=== DO THIS ===
Each line of the listing that contains the word "областной" is to be copied.

BEGIN GIVEN DATA

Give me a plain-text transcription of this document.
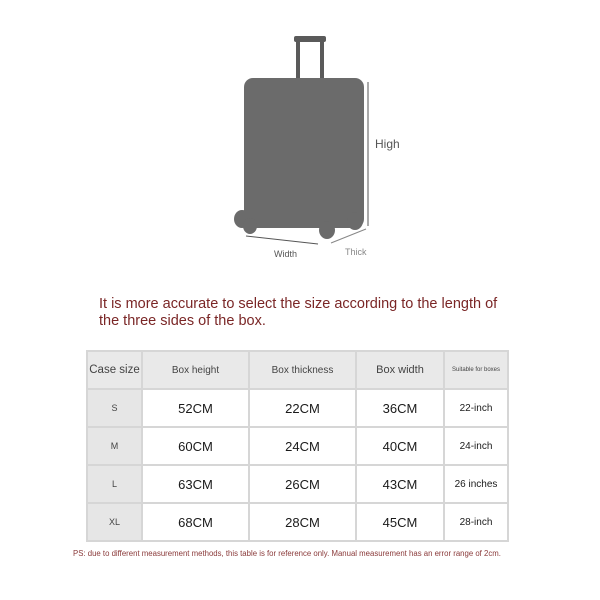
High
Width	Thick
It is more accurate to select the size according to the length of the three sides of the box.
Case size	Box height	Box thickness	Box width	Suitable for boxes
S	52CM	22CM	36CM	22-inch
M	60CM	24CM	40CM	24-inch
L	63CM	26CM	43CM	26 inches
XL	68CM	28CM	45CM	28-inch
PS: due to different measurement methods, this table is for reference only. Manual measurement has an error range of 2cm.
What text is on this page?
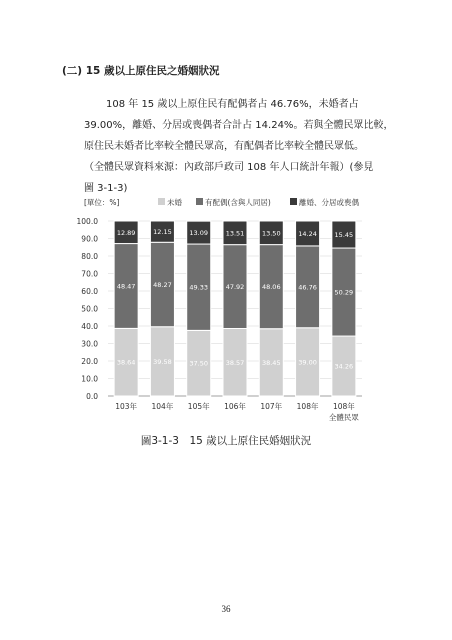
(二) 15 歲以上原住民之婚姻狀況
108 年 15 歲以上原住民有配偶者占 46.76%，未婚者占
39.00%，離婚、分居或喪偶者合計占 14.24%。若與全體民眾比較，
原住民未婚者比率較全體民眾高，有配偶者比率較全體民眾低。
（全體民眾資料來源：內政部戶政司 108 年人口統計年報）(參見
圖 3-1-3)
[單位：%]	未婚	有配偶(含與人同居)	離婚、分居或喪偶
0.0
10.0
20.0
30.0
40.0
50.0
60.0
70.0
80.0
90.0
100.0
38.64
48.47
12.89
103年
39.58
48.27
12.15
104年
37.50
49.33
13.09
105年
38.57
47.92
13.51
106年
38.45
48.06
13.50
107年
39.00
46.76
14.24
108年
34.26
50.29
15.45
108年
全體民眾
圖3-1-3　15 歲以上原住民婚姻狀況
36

END GIVEN DATA
BEGIN GIVEN DATA

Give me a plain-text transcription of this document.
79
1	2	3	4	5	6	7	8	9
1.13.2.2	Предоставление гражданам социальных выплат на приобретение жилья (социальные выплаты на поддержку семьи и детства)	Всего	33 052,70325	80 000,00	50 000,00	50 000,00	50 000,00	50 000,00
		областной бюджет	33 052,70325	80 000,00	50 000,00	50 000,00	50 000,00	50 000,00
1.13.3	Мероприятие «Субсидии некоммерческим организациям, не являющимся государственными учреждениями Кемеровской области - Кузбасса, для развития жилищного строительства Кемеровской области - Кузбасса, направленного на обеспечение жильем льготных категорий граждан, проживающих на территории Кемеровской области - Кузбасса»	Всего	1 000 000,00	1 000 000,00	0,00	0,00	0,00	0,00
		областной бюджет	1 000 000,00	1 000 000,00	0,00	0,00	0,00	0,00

END GIVEN DATA

=== ANSWER FOR THE TASK ===
		областной бюджет	33 052,70325	80 000,00	50 000,00	50 000,00	50 000,00	50 000,00
		областной бюджет	1 000 000,00	1 000 000,00	0,00	0,00	0,00	0,00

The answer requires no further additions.